> EXERCISE AIM: Search the material below for the word "metric" and copy every line in which it occurs.

:: STORED RECORDS ::

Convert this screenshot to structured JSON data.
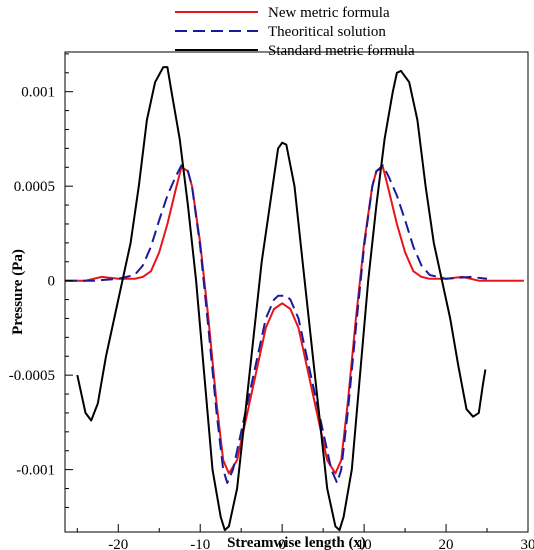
{
  "chart_data": {
    "type": "line",
    "xlabel": "Streamwise length (x)",
    "ylabel": "Pressure (Pa)",
    "xlim": [
      -26.5,
      30
    ],
    "ylim": [
      -0.00133,
      0.00121
    ],
    "x_ticks": [
      -20,
      -10,
      0,
      10,
      20,
      30
    ],
    "x_tick_labels": [
      "-20",
      "-10",
      "0",
      "10",
      "20",
      "30"
    ],
    "y_ticks": [
      -0.001,
      -0.0005,
      0,
      0.0005,
      0.001
    ],
    "y_tick_labels": [
      "-0.001",
      "-0.0005",
      "0",
      "0.0005",
      "0.001"
    ],
    "grid": false,
    "legend_position": "top-center",
    "series": [
      {
        "name": "New metric formula",
        "color": "#e8141c",
        "dash": "solid",
        "points": [
          [
            -26.5,
            0
          ],
          [
            -24,
            0
          ],
          [
            -22,
            2e-05
          ],
          [
            -20,
            1e-05
          ],
          [
            -18,
            1e-05
          ],
          [
            -17,
            2e-05
          ],
          [
            -16,
            5e-05
          ],
          [
            -15,
            0.00015
          ],
          [
            -14,
            0.0003
          ],
          [
            -13,
            0.00048
          ],
          [
            -12.3,
            0.0006
          ],
          [
            -11.5,
            0.00058
          ],
          [
            -11,
            0.0005
          ],
          [
            -10,
            0.0002
          ],
          [
            -9,
            -0.0002
          ],
          [
            -8,
            -0.00065
          ],
          [
            -7.2,
            -0.00095
          ],
          [
            -6.5,
            -0.00102
          ],
          [
            -5.5,
            -0.00095
          ],
          [
            -4.5,
            -0.00075
          ],
          [
            -3,
            -0.00045
          ],
          [
            -2,
            -0.00025
          ],
          [
            -1,
            -0.00015
          ],
          [
            0,
            -0.00012
          ],
          [
            1,
            -0.00015
          ],
          [
            2,
            -0.00025
          ],
          [
            3,
            -0.00045
          ],
          [
            4.5,
            -0.00075
          ],
          [
            5.5,
            -0.00095
          ],
          [
            6.5,
            -0.00102
          ],
          [
            7.2,
            -0.00095
          ],
          [
            8,
            -0.00065
          ],
          [
            9,
            -0.0002
          ],
          [
            10,
            0.0002
          ],
          [
            11,
            0.0005
          ],
          [
            11.5,
            0.00058
          ],
          [
            12.3,
            0.0006
          ],
          [
            13,
            0.00048
          ],
          [
            14,
            0.0003
          ],
          [
            15,
            0.00015
          ],
          [
            16,
            5e-05
          ],
          [
            17,
            2e-05
          ],
          [
            18,
            1e-05
          ],
          [
            20,
            1e-05
          ],
          [
            22,
            2e-05
          ],
          [
            24,
            0
          ],
          [
            26,
            0
          ],
          [
            29.5,
            0
          ]
        ]
      },
      {
        "name": "Theoritical solution",
        "color": "#1a1a9c",
        "dash": "dashed",
        "points": [
          [
            -26.5,
            0
          ],
          [
            -23,
            0
          ],
          [
            -20,
            1e-05
          ],
          [
            -18,
            3e-05
          ],
          [
            -17,
            8e-05
          ],
          [
            -16,
            0.00018
          ],
          [
            -15,
            0.00032
          ],
          [
            -14,
            0.00045
          ],
          [
            -13,
            0.00055
          ],
          [
            -12.3,
            0.00061
          ],
          [
            -11.5,
            0.00058
          ],
          [
            -11,
            0.0005
          ],
          [
            -10,
            0.00018
          ],
          [
            -9,
            -0.00025
          ],
          [
            -8,
            -0.0007
          ],
          [
            -7.2,
            -0.001
          ],
          [
            -6.7,
            -0.00107
          ],
          [
            -6,
            -0.001
          ],
          [
            -5,
            -0.0008
          ],
          [
            -4,
            -0.0006
          ],
          [
            -3,
            -0.0004
          ],
          [
            -2,
            -0.0002
          ],
          [
            -1,
            -0.0001
          ],
          [
            -0.5,
            -8e-05
          ],
          [
            0.5,
            -8e-05
          ],
          [
            1,
            -0.0001
          ],
          [
            2,
            -0.0002
          ],
          [
            3,
            -0.0004
          ],
          [
            4,
            -0.0006
          ],
          [
            5,
            -0.0008
          ],
          [
            6,
            -0.001
          ],
          [
            6.7,
            -0.00107
          ],
          [
            7.2,
            -0.001
          ],
          [
            8,
            -0.0007
          ],
          [
            9,
            -0.00025
          ],
          [
            10,
            0.00018
          ],
          [
            11,
            0.0005
          ],
          [
            11.5,
            0.00058
          ],
          [
            12.3,
            0.00061
          ],
          [
            13,
            0.00055
          ],
          [
            14,
            0.00045
          ],
          [
            15,
            0.00032
          ],
          [
            16,
            0.00018
          ],
          [
            17,
            8e-05
          ],
          [
            18,
            3e-05
          ],
          [
            20,
            1e-05
          ],
          [
            23,
            2e-05
          ],
          [
            25,
            1e-05
          ]
        ]
      },
      {
        "name": "Standard metric formula",
        "color": "#000000",
        "dash": "solid",
        "points": [
          [
            -25,
            -0.0005
          ],
          [
            -24.5,
            -0.0006
          ],
          [
            -24,
            -0.0007
          ],
          [
            -23.3,
            -0.00074
          ],
          [
            -22.5,
            -0.00065
          ],
          [
            -21.5,
            -0.0004
          ],
          [
            -20.5,
            -0.0002
          ],
          [
            -19.5,
            0
          ],
          [
            -18.5,
            0.0002
          ],
          [
            -17.5,
            0.0005
          ],
          [
            -16.5,
            0.00085
          ],
          [
            -15.5,
            0.00105
          ],
          [
            -14.5,
            0.00113
          ],
          [
            -14,
            0.00113
          ],
          [
            -13.5,
            0.001
          ],
          [
            -12.5,
            0.00075
          ],
          [
            -11.5,
            0.0004
          ],
          [
            -10.5,
            0
          ],
          [
            -9.5,
            -0.0005
          ],
          [
            -8.5,
            -0.001
          ],
          [
            -7.5,
            -0.00125
          ],
          [
            -7,
            -0.00132
          ],
          [
            -6.5,
            -0.0013
          ],
          [
            -5.5,
            -0.0011
          ],
          [
            -4.5,
            -0.0007
          ],
          [
            -3.5,
            -0.0003
          ],
          [
            -2.5,
            0.0001
          ],
          [
            -1.5,
            0.0004
          ],
          [
            -0.5,
            0.0007
          ],
          [
            0,
            0.00073
          ],
          [
            0.5,
            0.00072
          ],
          [
            1.5,
            0.0005
          ],
          [
            2.5,
            0.0001
          ],
          [
            3.5,
            -0.0003
          ],
          [
            4.5,
            -0.0007
          ],
          [
            5.5,
            -0.0011
          ],
          [
            6.5,
            -0.0013
          ],
          [
            7,
            -0.00132
          ],
          [
            7.5,
            -0.00125
          ],
          [
            8.5,
            -0.001
          ],
          [
            9.5,
            -0.0005
          ],
          [
            10.5,
            0
          ],
          [
            11.5,
            0.0004
          ],
          [
            12.5,
            0.00075
          ],
          [
            13.5,
            0.001
          ],
          [
            14,
            0.0011
          ],
          [
            14.5,
            0.00111
          ],
          [
            15.5,
            0.00105
          ],
          [
            16.5,
            0.00085
          ],
          [
            17.5,
            0.0005
          ],
          [
            18.5,
            0.0002
          ],
          [
            19.5,
            0
          ],
          [
            20.5,
            -0.0002
          ],
          [
            21.5,
            -0.00045
          ],
          [
            22.5,
            -0.00068
          ],
          [
            23.3,
            -0.00072
          ],
          [
            24,
            -0.0007
          ],
          [
            24.5,
            -0.00055
          ],
          [
            24.8,
            -0.00047
          ]
        ]
      }
    ]
  }
}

:::

> TASK SOLUTION:
        "name": "New metric formula",
        "name": "Standard metric formula",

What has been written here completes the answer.